Give all the lines below again, exactly, with no pictures.
===== RECORDS FOR THIS EXERCISE
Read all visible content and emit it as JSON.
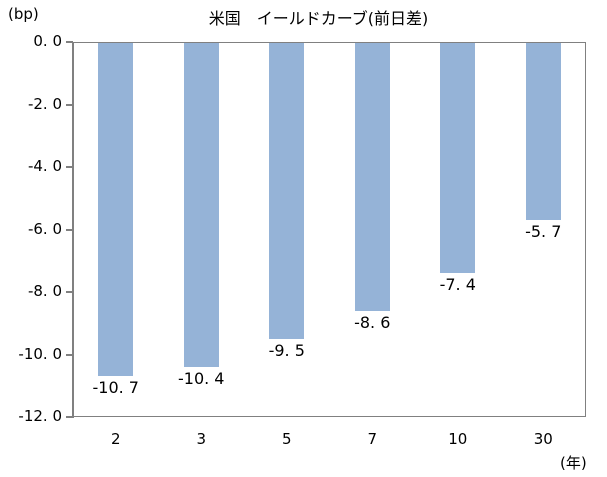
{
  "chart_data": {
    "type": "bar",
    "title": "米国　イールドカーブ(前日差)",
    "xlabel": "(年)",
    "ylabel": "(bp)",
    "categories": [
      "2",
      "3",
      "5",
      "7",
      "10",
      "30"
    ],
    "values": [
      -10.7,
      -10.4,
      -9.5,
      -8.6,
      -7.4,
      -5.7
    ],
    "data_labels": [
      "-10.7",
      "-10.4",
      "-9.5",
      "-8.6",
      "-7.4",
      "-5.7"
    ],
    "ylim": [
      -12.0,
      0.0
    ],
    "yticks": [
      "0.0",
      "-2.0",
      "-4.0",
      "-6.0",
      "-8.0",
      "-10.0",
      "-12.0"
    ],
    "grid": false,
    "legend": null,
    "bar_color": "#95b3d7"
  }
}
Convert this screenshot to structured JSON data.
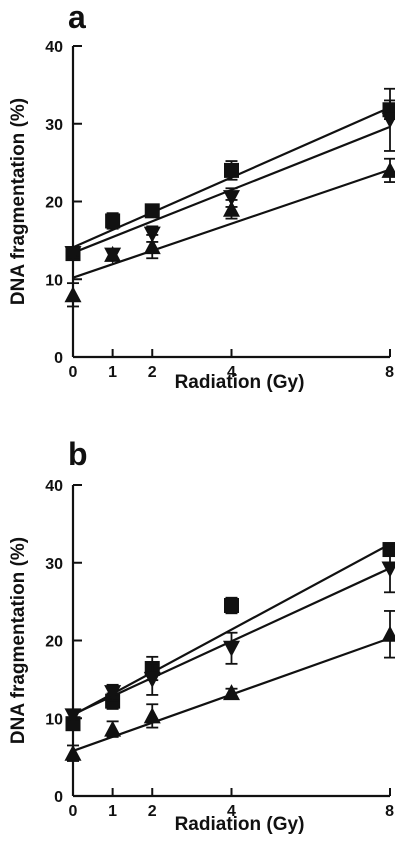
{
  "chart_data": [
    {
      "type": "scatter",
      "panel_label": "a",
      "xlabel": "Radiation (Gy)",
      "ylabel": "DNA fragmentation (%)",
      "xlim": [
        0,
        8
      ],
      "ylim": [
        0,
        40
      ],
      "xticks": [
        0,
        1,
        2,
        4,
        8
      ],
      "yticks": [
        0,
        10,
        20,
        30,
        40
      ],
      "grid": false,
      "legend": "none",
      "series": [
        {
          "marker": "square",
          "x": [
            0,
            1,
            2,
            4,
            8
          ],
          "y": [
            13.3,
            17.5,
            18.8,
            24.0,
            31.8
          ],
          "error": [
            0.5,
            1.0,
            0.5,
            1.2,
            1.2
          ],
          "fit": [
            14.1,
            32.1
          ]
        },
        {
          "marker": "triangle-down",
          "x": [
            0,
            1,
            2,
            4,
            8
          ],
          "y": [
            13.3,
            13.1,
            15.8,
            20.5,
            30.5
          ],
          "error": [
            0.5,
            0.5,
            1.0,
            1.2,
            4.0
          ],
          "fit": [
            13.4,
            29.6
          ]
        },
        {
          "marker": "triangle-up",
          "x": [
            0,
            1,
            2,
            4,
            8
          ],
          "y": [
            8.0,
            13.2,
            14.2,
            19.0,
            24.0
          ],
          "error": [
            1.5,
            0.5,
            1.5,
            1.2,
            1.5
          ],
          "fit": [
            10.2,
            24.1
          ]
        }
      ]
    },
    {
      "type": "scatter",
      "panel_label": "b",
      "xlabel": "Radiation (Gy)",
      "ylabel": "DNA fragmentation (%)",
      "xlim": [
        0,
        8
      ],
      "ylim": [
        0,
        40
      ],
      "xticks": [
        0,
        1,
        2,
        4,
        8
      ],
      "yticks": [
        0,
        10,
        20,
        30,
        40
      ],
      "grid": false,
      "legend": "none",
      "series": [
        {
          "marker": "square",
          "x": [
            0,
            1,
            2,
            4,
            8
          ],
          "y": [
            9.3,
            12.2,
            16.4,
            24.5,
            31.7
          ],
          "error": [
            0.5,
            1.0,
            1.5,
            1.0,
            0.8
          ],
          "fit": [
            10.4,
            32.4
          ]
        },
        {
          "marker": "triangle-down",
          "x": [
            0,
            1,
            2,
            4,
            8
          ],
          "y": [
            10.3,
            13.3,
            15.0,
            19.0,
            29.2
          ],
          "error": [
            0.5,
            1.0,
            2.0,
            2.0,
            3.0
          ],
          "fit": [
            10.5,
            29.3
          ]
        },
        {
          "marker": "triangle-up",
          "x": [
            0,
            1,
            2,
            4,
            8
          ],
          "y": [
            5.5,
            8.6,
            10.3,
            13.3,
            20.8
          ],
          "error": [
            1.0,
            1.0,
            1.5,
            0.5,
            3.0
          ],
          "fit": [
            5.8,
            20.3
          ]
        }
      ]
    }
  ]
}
==========
● **EXERCISE RESULT**:
Read all visible content and emit it as JSON.
{
  "chart_data": {
    "type": "bar",
    "title": "米国　イールドカーブ(前日差)",
    "xlabel": "(年)",
    "ylabel": "(bp)",
    "categories": [
      "2",
      "3",
      "5",
      "7",
      "10",
      "30"
    ],
    "values": [
      -10.7,
      -10.4,
      -9.5,
      -8.6,
      -7.4,
      -5.7
    ],
    "data_labels": [
      "-10.7",
      "-10.4",
      "-9.5",
      "-8.6",
      "-7.4",
      "-5.7"
    ],
    "ylim": [
      -12.0,
      0.0
    ],
    "yticks": [
      "0.0",
      "-2.0",
      "-4.0",
      "-6.0",
      "-8.0",
      "-10.0",
      "-12.0"
    ],
    "grid": false,
    "legend": null,
    "bar_color": "#95b3d7"
  }
}
Convert this screenshot to structured JSON data.
{
  "chart_data": [
    {
      "type": "scatter",
      "panel_label": "a",
      "xlabel": "Radiation (Gy)",
      "ylabel": "DNA fragmentation (%)",
      "xlim": [
        0,
        8
      ],
      "ylim": [
        0,
        40
      ],
      "xticks": [
        0,
        1,
        2,
        4,
        8
      ],
      "yticks": [
        0,
        10,
        20,
        30,
        40
      ],
      "grid": false,
      "legend": "none",
      "series": [
        {
          "marker": "square",
          "x": [
            0,
            1,
            2,
            4,
            8
          ],
          "y": [
            13.3,
            17.5,
            18.8,
            24.0,
            31.8
          ],
          "error": [
            0.5,
            1.0,
            0.5,
            1.2,
            1.2
          ],
          "fit": [
            14.1,
            32.1
          ]
        },
        {
          "marker": "triangle-down",
          "x": [
            0,
            1,
            2,
            4,
            8
          ],
          "y": [
            13.3,
            13.1,
            15.8,
            20.5,
            30.5
          ],
          "error": [
            0.5,
            0.5,
            1.0,
            1.2,
            4.0
          ],
          "fit": [
            13.4,
            29.6
          ]
        },
        {
          "marker": "triangle-up",
          "x": [
            0,
            1,
            2,
            4,
            8
          ],
          "y": [
            8.0,
            13.2,
            14.2,
            19.0,
            24.0
          ],
          "error": [
            1.5,
            0.5,
            1.5,
            1.2,
            1.5
          ],
          "fit": [
            10.2,
            24.1
          ]
        }
      ]
    },
    {
      "type": "scatter",
      "panel_label": "b",
      "xlabel": "Radiation (Gy)",
      "ylabel": "DNA fragmentation (%)",
      "xlim": [
        0,
        8
      ],
      "ylim": [
        0,
        40
      ],
      "xticks": [
        0,
        1,
        2,
        4,
        8
      ],
      "yticks": [
        0,
        10,
        20,
        30,
        40
      ],
      "grid": false,
      "legend": "none",
      "series": [
        {
          "marker": "square",
          "x": [
            0,
            1,
            2,
            4,
            8
          ],
          "y": [
            9.3,
            12.2,
            16.4,
            24.5,
            31.7
          ],
          "error": [
            0.5,
            1.0,
            1.5,
            1.0,
            0.8
          ],
          "fit": [
            10.4,
            32.4
          ]
        },
        {
          "marker": "triangle-down",
          "x": [
            0,
            1,
            2,
            4,
            8
          ],
          "y": [
            10.3,
            13.3,
            15.0,
            19.0,
            29.2
          ],
          "error": [
            0.5,
            1.0,
            2.0,
            2.0,
            3.0
          ],
          "fit": [
            10.5,
            29.3
          ]
        },
        {
          "marker": "triangle-up",
          "x": [
            0,
            1,
            2,
            4,
            8
          ],
          "y": [
            5.5,
            8.6,
            10.3,
            13.3,
            20.8
          ],
          "error": [
            1.0,
            1.0,
            1.5,
            0.5,
            3.0
          ],
          "fit": [
            5.8,
            20.3
          ]
        }
      ]
    }
  ]
}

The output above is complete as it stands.